* **What the task asks**:
Restate the data exactly as given and keep the pictures out.

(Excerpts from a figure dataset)

--

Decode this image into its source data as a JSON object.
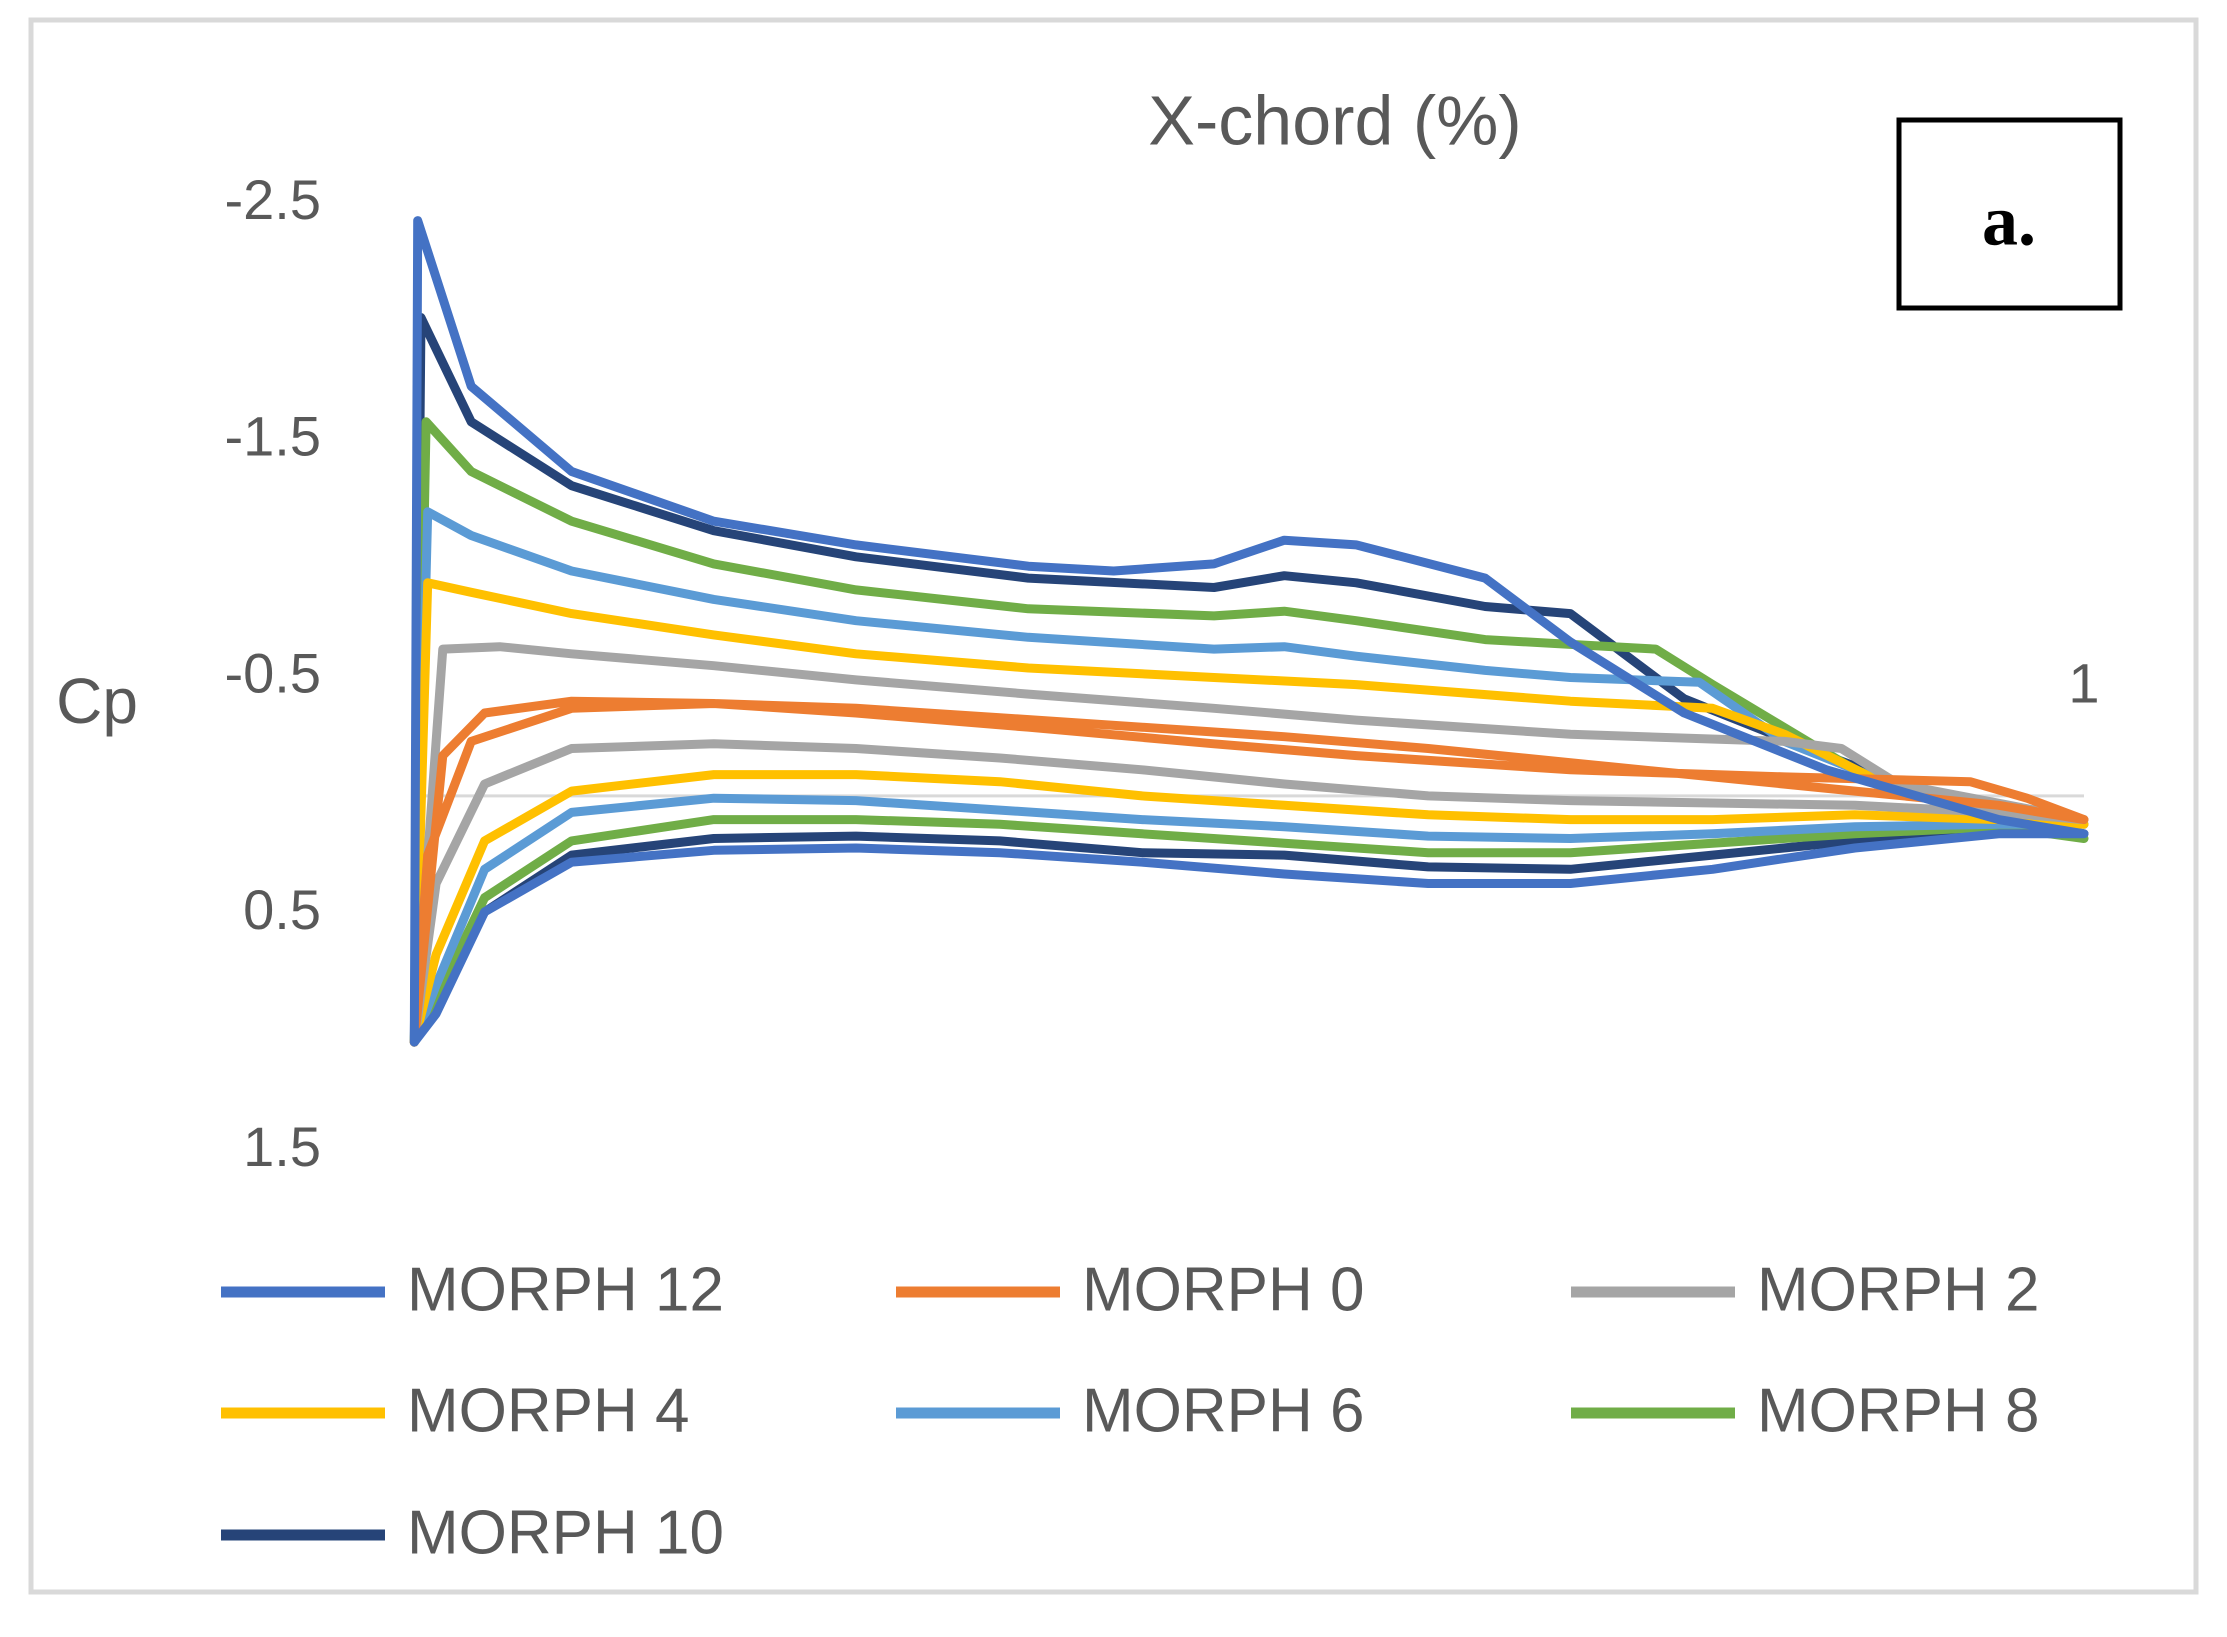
{
  "chart_data": {
    "type": "line",
    "title": "X-chord (%)",
    "y_label": "Cp",
    "annotation": "a.",
    "xlim": [
      0,
      1
    ],
    "xticks": [
      1
    ],
    "ylim": [
      -2.5,
      1.5
    ],
    "y_reversed": true,
    "yticks": [
      -2.5,
      -1.5,
      -0.5,
      0.5,
      1.5
    ],
    "legend": "bottom",
    "series": [
      {
        "name": "MORPH 12",
        "color": "#4472c4",
        "x": [
          0.002,
          0.004,
          0.036,
          0.096,
          0.181,
          0.266,
          0.369,
          0.42,
          0.48,
          0.522,
          0.565,
          0.642,
          0.693,
          0.761,
          0.846,
          0.949,
          1,
          0.949,
          0.863,
          0.778,
          0.693,
          0.608,
          0.522,
          0.437,
          0.352,
          0.266,
          0.181,
          0.096,
          0.044,
          0.015,
          0.002
        ],
        "values": [
          1.04,
          -2.43,
          -1.73,
          -1.37,
          -1.16,
          -1.06,
          -0.97,
          -0.95,
          -0.98,
          -1.08,
          -1.06,
          -0.92,
          -0.65,
          -0.35,
          -0.11,
          0.1,
          0.16,
          0.16,
          0.22,
          0.31,
          0.37,
          0.37,
          0.33,
          0.28,
          0.24,
          0.22,
          0.23,
          0.28,
          0.49,
          0.92,
          1.04
        ]
      },
      {
        "name": "MORPH 0",
        "color": "#ed7d31",
        "x": [
          0.002,
          0.019,
          0.044,
          0.096,
          0.181,
          0.266,
          0.369,
          0.48,
          0.565,
          0.693,
          0.821,
          0.932,
          0.966,
          1,
          0.949,
          0.863,
          0.778,
          0.693,
          0.608,
          0.522,
          0.437,
          0.352,
          0.266,
          0.181,
          0.096,
          0.036,
          0.01,
          0.002
        ],
        "values": [
          1.04,
          -0.17,
          -0.35,
          -0.4,
          -0.39,
          -0.35,
          -0.29,
          -0.22,
          -0.17,
          -0.11,
          -0.08,
          -0.06,
          0.01,
          0.1,
          0.04,
          -0.02,
          -0.08,
          -0.14,
          -0.2,
          -0.25,
          -0.29,
          -0.33,
          -0.37,
          -0.39,
          -0.37,
          -0.23,
          0.25,
          1.04
        ]
      },
      {
        "name": "MORPH 2",
        "color": "#a5a5a5",
        "x": [
          0.002,
          0.019,
          0.053,
          0.096,
          0.181,
          0.266,
          0.369,
          0.48,
          0.565,
          0.693,
          0.821,
          0.855,
          0.889,
          1,
          0.949,
          0.863,
          0.778,
          0.693,
          0.608,
          0.522,
          0.437,
          0.352,
          0.266,
          0.181,
          0.096,
          0.044,
          0.015,
          0.002
        ],
        "values": [
          1.04,
          -0.62,
          -0.63,
          -0.6,
          -0.55,
          -0.49,
          -0.43,
          -0.37,
          -0.32,
          -0.26,
          -0.23,
          -0.2,
          -0.05,
          0.1,
          0.07,
          0.04,
          0.03,
          0.02,
          0.0,
          -0.05,
          -0.11,
          -0.16,
          -0.2,
          -0.22,
          -0.2,
          -0.05,
          0.37,
          1.04
        ]
      },
      {
        "name": "MORPH 4",
        "color": "#ffc000",
        "x": [
          0.002,
          0.01,
          0.036,
          0.096,
          0.181,
          0.266,
          0.369,
          0.48,
          0.565,
          0.693,
          0.778,
          0.821,
          0.881,
          1,
          0.949,
          0.863,
          0.778,
          0.693,
          0.608,
          0.522,
          0.437,
          0.352,
          0.266,
          0.181,
          0.096,
          0.044,
          0.015,
          0.002
        ],
        "values": [
          1.04,
          -0.9,
          -0.86,
          -0.77,
          -0.68,
          -0.6,
          -0.54,
          -0.5,
          -0.47,
          -0.4,
          -0.37,
          -0.26,
          -0.05,
          0.12,
          0.1,
          0.08,
          0.1,
          0.1,
          0.08,
          0.04,
          0.0,
          -0.06,
          -0.09,
          -0.09,
          -0.02,
          0.19,
          0.67,
          1.04
        ]
      },
      {
        "name": "MORPH 6",
        "color": "#5b9bd5",
        "x": [
          0.002,
          0.01,
          0.036,
          0.096,
          0.181,
          0.266,
          0.369,
          0.48,
          0.522,
          0.565,
          0.642,
          0.693,
          0.77,
          0.821,
          0.906,
          1,
          0.949,
          0.863,
          0.778,
          0.693,
          0.608,
          0.522,
          0.437,
          0.352,
          0.266,
          0.181,
          0.096,
          0.044,
          0.015,
          0.002
        ],
        "values": [
          1.04,
          -1.2,
          -1.1,
          -0.95,
          -0.83,
          -0.74,
          -0.67,
          -0.62,
          -0.63,
          -0.59,
          -0.53,
          -0.5,
          -0.48,
          -0.23,
          0.01,
          0.12,
          0.12,
          0.13,
          0.16,
          0.18,
          0.17,
          0.13,
          0.1,
          0.06,
          0.02,
          0.01,
          0.07,
          0.31,
          0.8,
          1.04
        ]
      },
      {
        "name": "MORPH 8",
        "color": "#70ad47",
        "x": [
          0.002,
          0.009,
          0.036,
          0.096,
          0.181,
          0.266,
          0.369,
          0.48,
          0.522,
          0.565,
          0.642,
          0.693,
          0.744,
          0.778,
          0.863,
          0.949,
          1,
          0.949,
          0.863,
          0.778,
          0.693,
          0.608,
          0.522,
          0.437,
          0.352,
          0.266,
          0.181,
          0.096,
          0.044,
          0.015,
          0.002
        ],
        "values": [
          1.04,
          -1.58,
          -1.37,
          -1.16,
          -0.98,
          -0.87,
          -0.79,
          -0.76,
          -0.78,
          -0.74,
          -0.66,
          -0.64,
          -0.62,
          -0.47,
          -0.11,
          0.12,
          0.18,
          0.13,
          0.16,
          0.2,
          0.24,
          0.24,
          0.2,
          0.16,
          0.12,
          0.1,
          0.1,
          0.19,
          0.43,
          0.86,
          1.04
        ]
      },
      {
        "name": "MORPH 10",
        "color": "#264478",
        "x": [
          0.002,
          0.006,
          0.036,
          0.096,
          0.181,
          0.266,
          0.369,
          0.48,
          0.522,
          0.565,
          0.642,
          0.693,
          0.761,
          0.846,
          0.949,
          1,
          0.949,
          0.863,
          0.778,
          0.693,
          0.608,
          0.522,
          0.437,
          0.352,
          0.266,
          0.181,
          0.096,
          0.044,
          0.015,
          0.002
        ],
        "values": [
          1.04,
          -2.02,
          -1.58,
          -1.31,
          -1.12,
          -1.01,
          -0.92,
          -0.88,
          -0.93,
          -0.9,
          -0.8,
          -0.77,
          -0.41,
          -0.17,
          0.1,
          0.16,
          0.15,
          0.19,
          0.25,
          0.31,
          0.3,
          0.25,
          0.24,
          0.19,
          0.17,
          0.18,
          0.25,
          0.49,
          0.86,
          1.04
        ]
      }
    ]
  }
}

--

* **Answer to the exercise**:
Decode this image into its source data as a JSON object.
{
  "chart_data": {
    "type": "line",
    "title": "X-chord (%)",
    "y_label": "Cp",
    "annotation": "a.",
    "xlim": [
      0,
      1
    ],
    "xticks": [
      1
    ],
    "ylim": [
      -2.5,
      1.5
    ],
    "y_reversed": true,
    "yticks": [
      -2.5,
      -1.5,
      -0.5,
      0.5,
      1.5
    ],
    "legend": "bottom",
    "series": [
      {
        "name": "MORPH 12",
        "color": "#4472c4",
        "x": [
          0.002,
          0.004,
          0.036,
          0.096,
          0.181,
          0.266,
          0.369,
          0.42,
          0.48,
          0.522,
          0.565,
          0.642,
          0.693,
          0.761,
          0.846,
          0.949,
          1,
          0.949,
          0.863,
          0.778,
          0.693,
          0.608,
          0.522,
          0.437,
          0.352,
          0.266,
          0.181,
          0.096,
          0.044,
          0.015,
          0.002
        ],
        "values": [
          1.04,
          -2.43,
          -1.73,
          -1.37,
          -1.16,
          -1.06,
          -0.97,
          -0.95,
          -0.98,
          -1.08,
          -1.06,
          -0.92,
          -0.65,
          -0.35,
          -0.11,
          0.1,
          0.16,
          0.16,
          0.22,
          0.31,
          0.37,
          0.37,
          0.33,
          0.28,
          0.24,
          0.22,
          0.23,
          0.28,
          0.49,
          0.92,
          1.04
        ]
      },
      {
        "name": "MORPH 0",
        "color": "#ed7d31",
        "x": [
          0.002,
          0.019,
          0.044,
          0.096,
          0.181,
          0.266,
          0.369,
          0.48,
          0.565,
          0.693,
          0.821,
          0.932,
          0.966,
          1,
          0.949,
          0.863,
          0.778,
          0.693,
          0.608,
          0.522,
          0.437,
          0.352,
          0.266,
          0.181,
          0.096,
          0.036,
          0.01,
          0.002
        ],
        "values": [
          1.04,
          -0.17,
          -0.35,
          -0.4,
          -0.39,
          -0.35,
          -0.29,
          -0.22,
          -0.17,
          -0.11,
          -0.08,
          -0.06,
          0.01,
          0.1,
          0.04,
          -0.02,
          -0.08,
          -0.14,
          -0.2,
          -0.25,
          -0.29,
          -0.33,
          -0.37,
          -0.39,
          -0.37,
          -0.23,
          0.25,
          1.04
        ]
      },
      {
        "name": "MORPH 2",
        "color": "#a5a5a5",
        "x": [
          0.002,
          0.019,
          0.053,
          0.096,
          0.181,
          0.266,
          0.369,
          0.48,
          0.565,
          0.693,
          0.821,
          0.855,
          0.889,
          1,
          0.949,
          0.863,
          0.778,
          0.693,
          0.608,
          0.522,
          0.437,
          0.352,
          0.266,
          0.181,
          0.096,
          0.044,
          0.015,
          0.002
        ],
        "values": [
          1.04,
          -0.62,
          -0.63,
          -0.6,
          -0.55,
          -0.49,
          -0.43,
          -0.37,
          -0.32,
          -0.26,
          -0.23,
          -0.2,
          -0.05,
          0.1,
          0.07,
          0.04,
          0.03,
          0.02,
          0.0,
          -0.05,
          -0.11,
          -0.16,
          -0.2,
          -0.22,
          -0.2,
          -0.05,
          0.37,
          1.04
        ]
      },
      {
        "name": "MORPH 4",
        "color": "#ffc000",
        "x": [
          0.002,
          0.01,
          0.036,
          0.096,
          0.181,
          0.266,
          0.369,
          0.48,
          0.565,
          0.693,
          0.778,
          0.821,
          0.881,
          1,
          0.949,
          0.863,
          0.778,
          0.693,
          0.608,
          0.522,
          0.437,
          0.352,
          0.266,
          0.181,
          0.096,
          0.044,
          0.015,
          0.002
        ],
        "values": [
          1.04,
          -0.9,
          -0.86,
          -0.77,
          -0.68,
          -0.6,
          -0.54,
          -0.5,
          -0.47,
          -0.4,
          -0.37,
          -0.26,
          -0.05,
          0.12,
          0.1,
          0.08,
          0.1,
          0.1,
          0.08,
          0.04,
          0.0,
          -0.06,
          -0.09,
          -0.09,
          -0.02,
          0.19,
          0.67,
          1.04
        ]
      },
      {
        "name": "MORPH 6",
        "color": "#5b9bd5",
        "x": [
          0.002,
          0.01,
          0.036,
          0.096,
          0.181,
          0.266,
          0.369,
          0.48,
          0.522,
          0.565,
          0.642,
          0.693,
          0.77,
          0.821,
          0.906,
          1,
          0.949,
          0.863,
          0.778,
          0.693,
          0.608,
          0.522,
          0.437,
          0.352,
          0.266,
          0.181,
          0.096,
          0.044,
          0.015,
          0.002
        ],
        "values": [
          1.04,
          -1.2,
          -1.1,
          -0.95,
          -0.83,
          -0.74,
          -0.67,
          -0.62,
          -0.63,
          -0.59,
          -0.53,
          -0.5,
          -0.48,
          -0.23,
          0.01,
          0.12,
          0.12,
          0.13,
          0.16,
          0.18,
          0.17,
          0.13,
          0.1,
          0.06,
          0.02,
          0.01,
          0.07,
          0.31,
          0.8,
          1.04
        ]
      },
      {
        "name": "MORPH 8",
        "color": "#70ad47",
        "x": [
          0.002,
          0.009,
          0.036,
          0.096,
          0.181,
          0.266,
          0.369,
          0.48,
          0.522,
          0.565,
          0.642,
          0.693,
          0.744,
          0.778,
          0.863,
          0.949,
          1,
          0.949,
          0.863,
          0.778,
          0.693,
          0.608,
          0.522,
          0.437,
          0.352,
          0.266,
          0.181,
          0.096,
          0.044,
          0.015,
          0.002
        ],
        "values": [
          1.04,
          -1.58,
          -1.37,
          -1.16,
          -0.98,
          -0.87,
          -0.79,
          -0.76,
          -0.78,
          -0.74,
          -0.66,
          -0.64,
          -0.62,
          -0.47,
          -0.11,
          0.12,
          0.18,
          0.13,
          0.16,
          0.2,
          0.24,
          0.24,
          0.2,
          0.16,
          0.12,
          0.1,
          0.1,
          0.19,
          0.43,
          0.86,
          1.04
        ]
      },
      {
        "name": "MORPH 10",
        "color": "#264478",
        "x": [
          0.002,
          0.006,
          0.036,
          0.096,
          0.181,
          0.266,
          0.369,
          0.48,
          0.522,
          0.565,
          0.642,
          0.693,
          0.761,
          0.846,
          0.949,
          1,
          0.949,
          0.863,
          0.778,
          0.693,
          0.608,
          0.522,
          0.437,
          0.352,
          0.266,
          0.181,
          0.096,
          0.044,
          0.015,
          0.002
        ],
        "values": [
          1.04,
          -2.02,
          -1.58,
          -1.31,
          -1.12,
          -1.01,
          -0.92,
          -0.88,
          -0.93,
          -0.9,
          -0.8,
          -0.77,
          -0.41,
          -0.17,
          0.1,
          0.16,
          0.15,
          0.19,
          0.25,
          0.31,
          0.3,
          0.25,
          0.24,
          0.19,
          0.17,
          0.18,
          0.25,
          0.49,
          0.86,
          1.04
        ]
      }
    ]
  }
}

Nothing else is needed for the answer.